*Your assignment*. Give the listing again exactly as written.
══════
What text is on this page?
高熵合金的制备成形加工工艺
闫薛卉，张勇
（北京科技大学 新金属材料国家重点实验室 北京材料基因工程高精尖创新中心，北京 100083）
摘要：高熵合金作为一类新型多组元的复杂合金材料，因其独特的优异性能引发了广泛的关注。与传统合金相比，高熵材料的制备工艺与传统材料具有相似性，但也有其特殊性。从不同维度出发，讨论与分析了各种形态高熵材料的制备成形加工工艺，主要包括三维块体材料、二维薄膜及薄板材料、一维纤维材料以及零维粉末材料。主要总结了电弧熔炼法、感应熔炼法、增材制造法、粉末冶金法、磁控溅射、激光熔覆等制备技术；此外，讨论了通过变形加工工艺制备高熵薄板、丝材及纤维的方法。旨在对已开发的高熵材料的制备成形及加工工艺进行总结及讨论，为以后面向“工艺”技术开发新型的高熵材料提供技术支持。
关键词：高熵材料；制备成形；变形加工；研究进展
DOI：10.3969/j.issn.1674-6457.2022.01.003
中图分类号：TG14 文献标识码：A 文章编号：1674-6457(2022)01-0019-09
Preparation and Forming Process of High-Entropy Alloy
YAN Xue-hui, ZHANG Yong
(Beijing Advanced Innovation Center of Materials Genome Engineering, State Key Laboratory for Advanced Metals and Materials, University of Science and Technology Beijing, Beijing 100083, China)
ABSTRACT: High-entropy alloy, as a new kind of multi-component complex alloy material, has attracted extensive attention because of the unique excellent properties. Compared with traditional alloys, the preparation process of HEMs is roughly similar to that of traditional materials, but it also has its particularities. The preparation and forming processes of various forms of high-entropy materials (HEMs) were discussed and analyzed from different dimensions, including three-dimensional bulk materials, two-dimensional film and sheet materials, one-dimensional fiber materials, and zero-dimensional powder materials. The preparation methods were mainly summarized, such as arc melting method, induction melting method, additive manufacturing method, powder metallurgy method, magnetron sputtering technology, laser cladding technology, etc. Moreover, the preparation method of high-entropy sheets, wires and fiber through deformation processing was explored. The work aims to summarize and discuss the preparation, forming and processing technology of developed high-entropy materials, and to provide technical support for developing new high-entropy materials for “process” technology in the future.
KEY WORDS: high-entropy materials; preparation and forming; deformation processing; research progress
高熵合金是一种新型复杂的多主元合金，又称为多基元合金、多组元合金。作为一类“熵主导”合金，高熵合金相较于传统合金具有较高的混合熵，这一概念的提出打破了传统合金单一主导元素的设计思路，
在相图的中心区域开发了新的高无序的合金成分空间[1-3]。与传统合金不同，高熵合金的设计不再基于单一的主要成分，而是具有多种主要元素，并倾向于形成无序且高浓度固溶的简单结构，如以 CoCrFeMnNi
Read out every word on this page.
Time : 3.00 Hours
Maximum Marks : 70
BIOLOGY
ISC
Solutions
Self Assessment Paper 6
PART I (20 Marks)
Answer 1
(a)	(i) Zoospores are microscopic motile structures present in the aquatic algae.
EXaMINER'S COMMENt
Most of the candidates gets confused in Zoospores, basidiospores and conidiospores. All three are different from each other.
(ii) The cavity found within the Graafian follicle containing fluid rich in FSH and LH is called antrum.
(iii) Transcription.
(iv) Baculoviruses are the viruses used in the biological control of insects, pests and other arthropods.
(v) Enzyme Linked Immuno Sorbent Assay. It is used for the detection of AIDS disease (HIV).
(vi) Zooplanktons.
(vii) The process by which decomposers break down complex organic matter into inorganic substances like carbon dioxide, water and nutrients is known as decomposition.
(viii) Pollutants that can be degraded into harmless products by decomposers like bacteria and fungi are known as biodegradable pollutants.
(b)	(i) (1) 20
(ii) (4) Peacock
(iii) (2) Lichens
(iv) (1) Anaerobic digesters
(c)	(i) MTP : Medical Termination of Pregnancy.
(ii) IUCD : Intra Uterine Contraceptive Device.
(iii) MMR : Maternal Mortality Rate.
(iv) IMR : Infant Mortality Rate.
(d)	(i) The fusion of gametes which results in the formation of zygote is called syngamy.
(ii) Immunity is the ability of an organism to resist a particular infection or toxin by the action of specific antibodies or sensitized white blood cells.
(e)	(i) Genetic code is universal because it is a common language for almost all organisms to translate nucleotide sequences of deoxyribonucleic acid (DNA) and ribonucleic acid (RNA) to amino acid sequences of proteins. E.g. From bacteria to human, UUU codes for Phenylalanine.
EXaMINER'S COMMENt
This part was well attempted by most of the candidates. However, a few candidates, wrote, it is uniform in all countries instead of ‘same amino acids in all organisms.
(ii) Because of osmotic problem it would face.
══════
*Response below*.
What text is on this page?
高熵合金的制备成形加工工艺
闫薛卉，张勇
（北京科技大学 新金属材料国家重点实验室 北京材料基因工程高精尖创新中心，北京 100083）
摘要：高熵合金作为一类新型多组元的复杂合金材料，因其独特的优异性能引发了广泛的关注。与传统合金相比，高熵材料的制备工艺与传统材料具有相似性，但也有其特殊性。从不同维度出发，讨论与分析了各种形态高熵材料的制备成形加工工艺，主要包括三维块体材料、二维薄膜及薄板材料、一维纤维材料以及零维粉末材料。主要总结了电弧熔炼法、感应熔炼法、增材制造法、粉末冶金法、磁控溅射、激光熔覆等制备技术；此外，讨论了通过变形加工工艺制备高熵薄板、丝材及纤维的方法。旨在对已开发的高熵材料的制备成形及加工工艺进行总结及讨论，为以后面向“工艺”技术开发新型的高熵材料提供技术支持。
关键词：高熵材料；制备成形；变形加工；研究进展
DOI：10.3969/j.issn.1674-6457.2022.01.003
中图分类号：TG14 文献标识码：A 文章编号：1674-6457(2022)01-0019-09
Preparation and Forming Process of High-Entropy Alloy
YAN Xue-hui, ZHANG Yong
(Beijing Advanced Innovation Center of Materials Genome Engineering, State Key Laboratory for Advanced Metals and Materials, University of Science and Technology Beijing, Beijing 100083, China)
ABSTRACT: High-entropy alloy, as a new kind of multi-component complex alloy material, has attracted extensive attention because of the unique excellent properties. Compared with traditional alloys, the preparation process of HEMs is roughly similar to that of traditional materials, but it also has its particularities. The preparation and forming processes of various forms of high-entropy materials (HEMs) were discussed and analyzed from different dimensions, including three-dimensional bulk materials, two-dimensional film and sheet materials, one-dimensional fiber materials, and zero-dimensional powder materials. The preparation methods were mainly summarized, such as arc melting method, induction melting method, additive manufacturing method, powder metallurgy method, magnetron sputtering technology, laser cladding technology, etc. Moreover, the preparation method of high-entropy sheets, wires and fiber through deformation processing was explored. The work aims to summarize and discuss the preparation, forming and processing technology of developed high-entropy materials, and to provide technical support for developing new high-entropy materials for “process” technology in the future.
KEY WORDS: high-entropy materials; preparation and forming; deformation processing; research progress
高熵合金是一种新型复杂的多主元合金，又称为多基元合金、多组元合金。作为一类“熵主导”合金，高熵合金相较于传统合金具有较高的混合熵，这一概念的提出打破了传统合金单一主导元素的设计思路，
在相图的中心区域开发了新的高无序的合金成分空间[1-3]。与传统合金不同，高熵合金的设计不再基于单一的主要成分，而是具有多种主要元素，并倾向于形成无序且高浓度固溶的简单结构，如以 CoCrFeMnNi
Read out every word on this page.
Time : 3.00 Hours
Maximum Marks : 70
BIOLOGY
ISC
Solutions
Self Assessment Paper 6
PART I (20 Marks)
Answer 1
(a)	(i) Zoospores are microscopic motile structures present in the aquatic algae.
EXaMINER'S COMMENt
Most of the candidates gets confused in Zoospores, basidiospores and conidiospores. All three are different from each other.
(ii) The cavity found within the Graafian follicle containing fluid rich in FSH and LH is called antrum.
(iii) Transcription.
(iv) Baculoviruses are the viruses used in the biological control of insects, pests and other arthropods.
(v) Enzyme Linked Immuno Sorbent Assay. It is used for the detection of AIDS disease (HIV).
(vi) Zooplanktons.
(vii) The process by which decomposers break down complex organic matter into inorganic substances like carbon dioxide, water and nutrients is known as decomposition.
(viii) Pollutants that can be degraded into harmless products by decomposers like bacteria and fungi are known as biodegradable pollutants.
(b)	(i) (1) 20
(ii) (4) Peacock
(iii) (2) Lichens
(iv) (1) Anaerobic digesters
(c)	(i) MTP : Medical Termination of Pregnancy.
(ii) IUCD : Intra Uterine Contraceptive Device.
(iii) MMR : Maternal Mortality Rate.
(iv) IMR : Infant Mortality Rate.
(d)	(i) The fusion of gametes which results in the formation of zygote is called syngamy.
(ii) Immunity is the ability of an organism to resist a particular infection or toxin by the action of specific antibodies or sensitized white blood cells.
(e)	(i) Genetic code is universal because it is a common language for almost all organisms to translate nucleotide sequences of deoxyribonucleic acid (DNA) and ribonucleic acid (RNA) to amino acid sequences of proteins. E.g. From bacteria to human, UUU codes for Phenylalanine.
EXaMINER'S COMMENt
This part was well attempted by most of the candidates. However, a few candidates, wrote, it is uniform in all countries instead of ‘same amino acids in all organisms.
(ii) Because of osmotic problem it would face.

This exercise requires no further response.